Report the count of lines below in which the string "this" occurs; include nothing else.

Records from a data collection
○ ○ ○

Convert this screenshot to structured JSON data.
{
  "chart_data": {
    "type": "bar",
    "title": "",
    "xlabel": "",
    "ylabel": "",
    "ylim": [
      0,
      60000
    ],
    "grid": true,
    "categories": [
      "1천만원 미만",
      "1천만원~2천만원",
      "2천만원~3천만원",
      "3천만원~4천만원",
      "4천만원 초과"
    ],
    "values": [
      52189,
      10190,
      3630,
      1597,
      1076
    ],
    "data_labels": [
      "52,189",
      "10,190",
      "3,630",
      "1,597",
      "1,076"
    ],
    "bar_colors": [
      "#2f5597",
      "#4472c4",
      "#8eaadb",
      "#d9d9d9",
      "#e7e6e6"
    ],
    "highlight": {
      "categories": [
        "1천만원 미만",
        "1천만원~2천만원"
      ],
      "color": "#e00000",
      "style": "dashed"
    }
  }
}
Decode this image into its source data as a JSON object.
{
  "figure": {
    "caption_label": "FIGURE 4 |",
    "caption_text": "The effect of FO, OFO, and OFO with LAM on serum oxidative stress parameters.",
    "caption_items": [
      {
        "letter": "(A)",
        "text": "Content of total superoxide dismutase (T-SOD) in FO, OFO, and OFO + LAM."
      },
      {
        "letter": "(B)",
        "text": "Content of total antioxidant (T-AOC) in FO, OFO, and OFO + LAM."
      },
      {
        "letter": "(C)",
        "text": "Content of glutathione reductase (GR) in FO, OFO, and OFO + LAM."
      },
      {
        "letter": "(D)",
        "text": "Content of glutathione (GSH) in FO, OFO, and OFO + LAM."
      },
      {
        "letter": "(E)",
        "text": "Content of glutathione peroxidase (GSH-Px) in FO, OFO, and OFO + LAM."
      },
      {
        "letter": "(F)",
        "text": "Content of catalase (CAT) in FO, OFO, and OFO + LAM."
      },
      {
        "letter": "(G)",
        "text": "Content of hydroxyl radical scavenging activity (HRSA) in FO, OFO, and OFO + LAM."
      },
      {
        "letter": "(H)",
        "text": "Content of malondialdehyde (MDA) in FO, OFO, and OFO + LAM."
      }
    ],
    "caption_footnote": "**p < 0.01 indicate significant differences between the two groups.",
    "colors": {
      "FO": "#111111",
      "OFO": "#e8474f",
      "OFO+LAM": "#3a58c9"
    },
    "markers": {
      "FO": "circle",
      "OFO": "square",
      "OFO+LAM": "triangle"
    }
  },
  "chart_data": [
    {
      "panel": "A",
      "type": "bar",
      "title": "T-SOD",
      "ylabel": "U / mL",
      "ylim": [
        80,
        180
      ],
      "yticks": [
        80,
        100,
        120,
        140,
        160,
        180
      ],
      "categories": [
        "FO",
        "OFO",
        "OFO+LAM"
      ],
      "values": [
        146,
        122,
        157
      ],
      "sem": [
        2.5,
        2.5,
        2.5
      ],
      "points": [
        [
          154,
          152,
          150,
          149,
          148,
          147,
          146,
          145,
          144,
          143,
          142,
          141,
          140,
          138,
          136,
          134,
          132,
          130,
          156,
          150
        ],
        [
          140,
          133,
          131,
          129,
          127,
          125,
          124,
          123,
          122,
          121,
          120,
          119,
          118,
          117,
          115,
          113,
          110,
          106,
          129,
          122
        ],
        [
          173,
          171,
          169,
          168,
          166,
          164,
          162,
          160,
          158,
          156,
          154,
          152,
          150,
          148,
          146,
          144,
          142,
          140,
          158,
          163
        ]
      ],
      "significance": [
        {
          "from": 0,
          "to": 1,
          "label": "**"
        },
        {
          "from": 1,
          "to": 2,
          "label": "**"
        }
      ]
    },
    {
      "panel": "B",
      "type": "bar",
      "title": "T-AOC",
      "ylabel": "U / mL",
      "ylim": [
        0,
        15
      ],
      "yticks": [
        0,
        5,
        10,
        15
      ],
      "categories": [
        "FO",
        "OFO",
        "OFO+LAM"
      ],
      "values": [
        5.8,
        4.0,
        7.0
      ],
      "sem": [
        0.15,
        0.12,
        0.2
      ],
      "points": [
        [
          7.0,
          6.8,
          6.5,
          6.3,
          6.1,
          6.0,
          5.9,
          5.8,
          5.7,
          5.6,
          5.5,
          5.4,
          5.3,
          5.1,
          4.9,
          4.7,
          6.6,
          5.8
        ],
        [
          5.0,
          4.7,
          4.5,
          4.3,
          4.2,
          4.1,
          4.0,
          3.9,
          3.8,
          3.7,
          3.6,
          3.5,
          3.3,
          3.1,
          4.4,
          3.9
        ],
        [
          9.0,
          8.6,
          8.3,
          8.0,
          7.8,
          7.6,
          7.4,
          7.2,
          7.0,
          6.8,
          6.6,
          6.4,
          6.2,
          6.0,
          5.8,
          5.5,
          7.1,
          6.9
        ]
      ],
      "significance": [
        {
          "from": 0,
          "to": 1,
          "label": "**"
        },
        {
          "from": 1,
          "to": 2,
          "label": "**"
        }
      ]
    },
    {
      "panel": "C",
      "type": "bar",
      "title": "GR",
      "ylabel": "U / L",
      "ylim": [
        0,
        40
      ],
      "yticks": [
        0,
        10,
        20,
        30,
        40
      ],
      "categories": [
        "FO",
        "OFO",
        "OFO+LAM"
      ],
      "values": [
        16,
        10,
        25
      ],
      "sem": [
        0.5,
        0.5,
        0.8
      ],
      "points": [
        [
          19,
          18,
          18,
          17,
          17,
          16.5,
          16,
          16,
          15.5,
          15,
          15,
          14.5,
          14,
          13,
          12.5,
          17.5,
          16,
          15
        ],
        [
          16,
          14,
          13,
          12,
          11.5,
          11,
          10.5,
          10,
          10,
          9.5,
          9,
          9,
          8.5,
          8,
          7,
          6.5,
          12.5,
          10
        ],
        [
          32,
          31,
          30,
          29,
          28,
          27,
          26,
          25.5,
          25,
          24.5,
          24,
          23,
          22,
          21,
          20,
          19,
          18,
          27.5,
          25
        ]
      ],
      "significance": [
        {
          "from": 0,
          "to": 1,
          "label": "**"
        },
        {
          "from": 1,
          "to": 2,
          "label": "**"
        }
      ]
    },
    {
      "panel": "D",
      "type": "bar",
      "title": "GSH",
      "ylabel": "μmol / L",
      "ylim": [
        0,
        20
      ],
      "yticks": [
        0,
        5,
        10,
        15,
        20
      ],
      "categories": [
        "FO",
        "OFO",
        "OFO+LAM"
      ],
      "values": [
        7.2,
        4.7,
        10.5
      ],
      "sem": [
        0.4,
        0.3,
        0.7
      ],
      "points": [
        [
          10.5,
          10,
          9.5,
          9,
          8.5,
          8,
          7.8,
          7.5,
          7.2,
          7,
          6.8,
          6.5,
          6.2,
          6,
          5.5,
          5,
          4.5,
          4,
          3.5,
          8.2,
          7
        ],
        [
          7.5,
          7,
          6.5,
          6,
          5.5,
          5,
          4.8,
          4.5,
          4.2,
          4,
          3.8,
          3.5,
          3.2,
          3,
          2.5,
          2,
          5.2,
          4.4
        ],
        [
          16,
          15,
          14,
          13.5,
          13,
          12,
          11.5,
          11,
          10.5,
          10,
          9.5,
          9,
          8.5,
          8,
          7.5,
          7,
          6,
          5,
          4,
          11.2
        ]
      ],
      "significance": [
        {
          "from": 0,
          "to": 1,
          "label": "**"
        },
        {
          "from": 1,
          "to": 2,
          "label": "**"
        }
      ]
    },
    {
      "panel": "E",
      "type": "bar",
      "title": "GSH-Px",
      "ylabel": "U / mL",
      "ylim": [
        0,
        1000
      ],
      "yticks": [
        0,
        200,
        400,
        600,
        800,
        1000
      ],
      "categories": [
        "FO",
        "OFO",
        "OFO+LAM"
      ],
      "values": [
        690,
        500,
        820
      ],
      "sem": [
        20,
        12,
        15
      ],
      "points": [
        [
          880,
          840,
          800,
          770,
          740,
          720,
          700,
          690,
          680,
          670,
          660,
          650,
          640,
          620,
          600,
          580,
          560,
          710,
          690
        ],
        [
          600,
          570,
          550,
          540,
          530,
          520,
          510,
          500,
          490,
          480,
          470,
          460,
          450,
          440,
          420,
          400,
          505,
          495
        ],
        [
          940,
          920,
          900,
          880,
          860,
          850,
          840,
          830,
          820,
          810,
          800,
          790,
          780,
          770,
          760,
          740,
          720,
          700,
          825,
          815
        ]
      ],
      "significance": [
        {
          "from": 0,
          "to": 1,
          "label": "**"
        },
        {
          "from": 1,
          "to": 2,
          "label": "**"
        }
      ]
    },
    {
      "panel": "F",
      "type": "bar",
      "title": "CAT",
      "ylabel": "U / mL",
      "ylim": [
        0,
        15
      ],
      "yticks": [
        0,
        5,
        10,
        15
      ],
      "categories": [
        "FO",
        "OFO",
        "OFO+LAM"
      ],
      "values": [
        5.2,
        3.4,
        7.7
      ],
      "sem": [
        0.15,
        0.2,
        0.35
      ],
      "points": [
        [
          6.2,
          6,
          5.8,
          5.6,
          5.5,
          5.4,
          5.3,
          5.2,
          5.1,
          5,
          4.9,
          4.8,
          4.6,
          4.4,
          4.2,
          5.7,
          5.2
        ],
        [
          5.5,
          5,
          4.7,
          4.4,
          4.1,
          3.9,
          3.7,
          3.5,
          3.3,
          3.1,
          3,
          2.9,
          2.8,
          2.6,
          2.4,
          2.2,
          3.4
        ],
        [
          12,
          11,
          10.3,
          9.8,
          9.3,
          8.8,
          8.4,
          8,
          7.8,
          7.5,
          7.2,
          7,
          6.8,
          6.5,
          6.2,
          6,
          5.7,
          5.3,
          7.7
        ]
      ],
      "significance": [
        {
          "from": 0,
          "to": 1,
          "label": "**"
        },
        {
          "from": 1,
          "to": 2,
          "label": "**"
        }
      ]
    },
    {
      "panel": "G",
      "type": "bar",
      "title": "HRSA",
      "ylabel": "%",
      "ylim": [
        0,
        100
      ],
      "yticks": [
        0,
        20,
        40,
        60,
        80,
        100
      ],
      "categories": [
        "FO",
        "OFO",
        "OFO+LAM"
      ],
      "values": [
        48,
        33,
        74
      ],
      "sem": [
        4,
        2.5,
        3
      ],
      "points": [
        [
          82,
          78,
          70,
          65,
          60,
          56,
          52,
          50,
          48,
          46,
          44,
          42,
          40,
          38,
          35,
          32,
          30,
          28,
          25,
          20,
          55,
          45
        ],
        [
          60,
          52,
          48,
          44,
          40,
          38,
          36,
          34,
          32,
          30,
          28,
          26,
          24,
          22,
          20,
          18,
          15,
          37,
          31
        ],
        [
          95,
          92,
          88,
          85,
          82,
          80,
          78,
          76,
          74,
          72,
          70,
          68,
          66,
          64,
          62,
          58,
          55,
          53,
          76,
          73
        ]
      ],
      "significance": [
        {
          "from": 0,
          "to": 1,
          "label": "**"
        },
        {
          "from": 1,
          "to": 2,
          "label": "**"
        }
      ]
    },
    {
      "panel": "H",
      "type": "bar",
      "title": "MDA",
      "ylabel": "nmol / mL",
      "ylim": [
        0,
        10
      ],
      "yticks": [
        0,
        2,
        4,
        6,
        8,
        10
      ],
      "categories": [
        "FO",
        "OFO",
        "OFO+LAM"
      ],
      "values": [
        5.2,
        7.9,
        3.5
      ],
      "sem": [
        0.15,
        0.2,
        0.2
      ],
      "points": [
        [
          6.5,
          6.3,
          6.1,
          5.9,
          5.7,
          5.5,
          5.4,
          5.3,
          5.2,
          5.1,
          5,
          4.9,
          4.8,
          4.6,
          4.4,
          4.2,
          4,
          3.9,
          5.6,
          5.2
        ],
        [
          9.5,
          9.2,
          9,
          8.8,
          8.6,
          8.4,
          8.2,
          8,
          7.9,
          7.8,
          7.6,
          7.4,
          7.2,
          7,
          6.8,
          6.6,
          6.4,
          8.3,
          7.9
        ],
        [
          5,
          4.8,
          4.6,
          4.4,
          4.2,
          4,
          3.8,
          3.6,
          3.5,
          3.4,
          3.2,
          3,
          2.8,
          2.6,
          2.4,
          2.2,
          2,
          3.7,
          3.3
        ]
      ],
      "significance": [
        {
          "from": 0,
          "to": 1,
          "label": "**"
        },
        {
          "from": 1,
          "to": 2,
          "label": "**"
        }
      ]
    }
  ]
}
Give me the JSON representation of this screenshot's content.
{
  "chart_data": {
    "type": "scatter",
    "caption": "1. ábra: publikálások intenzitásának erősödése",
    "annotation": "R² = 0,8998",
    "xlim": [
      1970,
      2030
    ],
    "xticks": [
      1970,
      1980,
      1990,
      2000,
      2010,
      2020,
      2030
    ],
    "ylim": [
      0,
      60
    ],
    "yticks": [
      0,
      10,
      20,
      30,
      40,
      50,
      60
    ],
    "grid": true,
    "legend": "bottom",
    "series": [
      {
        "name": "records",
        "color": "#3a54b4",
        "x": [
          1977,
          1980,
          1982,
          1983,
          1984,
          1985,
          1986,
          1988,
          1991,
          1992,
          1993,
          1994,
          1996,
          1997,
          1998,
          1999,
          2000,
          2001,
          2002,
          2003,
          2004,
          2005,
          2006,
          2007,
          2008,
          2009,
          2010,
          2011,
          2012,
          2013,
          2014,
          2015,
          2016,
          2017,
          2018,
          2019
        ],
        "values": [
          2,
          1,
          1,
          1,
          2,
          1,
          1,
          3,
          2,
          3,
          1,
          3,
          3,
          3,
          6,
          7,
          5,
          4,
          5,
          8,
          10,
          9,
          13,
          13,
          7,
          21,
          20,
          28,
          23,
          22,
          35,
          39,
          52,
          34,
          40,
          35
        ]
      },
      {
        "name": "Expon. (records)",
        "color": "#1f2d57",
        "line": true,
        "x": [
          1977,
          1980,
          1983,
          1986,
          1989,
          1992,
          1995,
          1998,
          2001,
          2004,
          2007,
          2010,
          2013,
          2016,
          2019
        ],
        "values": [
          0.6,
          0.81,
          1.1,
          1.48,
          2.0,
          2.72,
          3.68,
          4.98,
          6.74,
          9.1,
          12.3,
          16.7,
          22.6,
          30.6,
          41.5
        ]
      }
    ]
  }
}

○ ○ ○

» **RESULT OF THE TASK**
3